— INPUT ROWS —

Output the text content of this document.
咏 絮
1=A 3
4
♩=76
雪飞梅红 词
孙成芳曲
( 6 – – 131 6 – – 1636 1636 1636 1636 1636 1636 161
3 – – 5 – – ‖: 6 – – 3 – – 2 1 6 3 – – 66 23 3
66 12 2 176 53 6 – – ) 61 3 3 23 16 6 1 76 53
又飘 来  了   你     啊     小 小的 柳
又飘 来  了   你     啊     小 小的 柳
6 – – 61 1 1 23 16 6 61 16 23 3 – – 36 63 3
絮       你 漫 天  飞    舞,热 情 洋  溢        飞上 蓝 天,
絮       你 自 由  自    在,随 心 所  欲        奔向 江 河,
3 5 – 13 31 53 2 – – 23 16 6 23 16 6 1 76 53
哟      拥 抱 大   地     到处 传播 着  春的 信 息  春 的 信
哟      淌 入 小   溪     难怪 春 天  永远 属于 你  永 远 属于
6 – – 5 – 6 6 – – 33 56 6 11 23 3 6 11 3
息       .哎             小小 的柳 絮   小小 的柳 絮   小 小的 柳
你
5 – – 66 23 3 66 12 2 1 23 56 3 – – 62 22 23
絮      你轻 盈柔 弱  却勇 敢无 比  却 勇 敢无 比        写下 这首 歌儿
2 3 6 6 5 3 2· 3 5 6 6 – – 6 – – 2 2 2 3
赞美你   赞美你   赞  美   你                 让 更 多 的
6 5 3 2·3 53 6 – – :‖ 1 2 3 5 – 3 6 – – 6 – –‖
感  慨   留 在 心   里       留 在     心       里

— WHAT YOU WILL DO —
Repeat every line of the data, exactly and in full.

— EXPECTED ANSWER —
Output the text content of this document.
咏 絮
1=A 3
4
♩=76
雪飞梅红 词
孙成芳曲
( 6 – – 131 6 – – 1636 1636 1636 1636 1636 1636 161
3 – – 5 – – ‖: 6 – – 3 – – 2 1 6 3 – – 66 23 3
66 12 2 176 53 6 – – ) 61 3 3 23 16 6 1 76 53
又飘 来  了   你     啊     小 小的 柳
又飘 来  了   你     啊     小 小的 柳
6 – – 61 1 1 23 16 6 61 16 23 3 – – 36 63 3
絮       你 漫 天  飞    舞,热 情 洋  溢        飞上 蓝 天,
絮       你 自 由  自    在,随 心 所  欲        奔向 江 河,
3 5 – 13 31 53 2 – – 23 16 6 23 16 6 1 76 53
哟      拥 抱 大   地     到处 传播 着  春的 信 息  春 的 信
哟      淌 入 小   溪     难怪 春 天  永远 属于 你  永 远 属于
6 – – 5 – 6 6 – – 33 56 6 11 23 3 6 11 3
息       .哎             小小 的柳 絮   小小 的柳 絮   小 小的 柳
你
5 – – 66 23 3 66 12 2 1 23 56 3 – – 62 22 23
絮      你轻 盈柔 弱  却勇 敢无 比  却 勇 敢无 比        写下 这首 歌儿
2 3 6 6 5 3 2· 3 5 6 6 – – 6 – – 2 2 2 3
赞美你   赞美你   赞  美   你                 让 更 多 的
6 5 3 2·3 53 6 – – :‖ 1 2 3 5 – 3 6 – – 6 – –‖
感  慨   留 在 心   里       留 在     心       里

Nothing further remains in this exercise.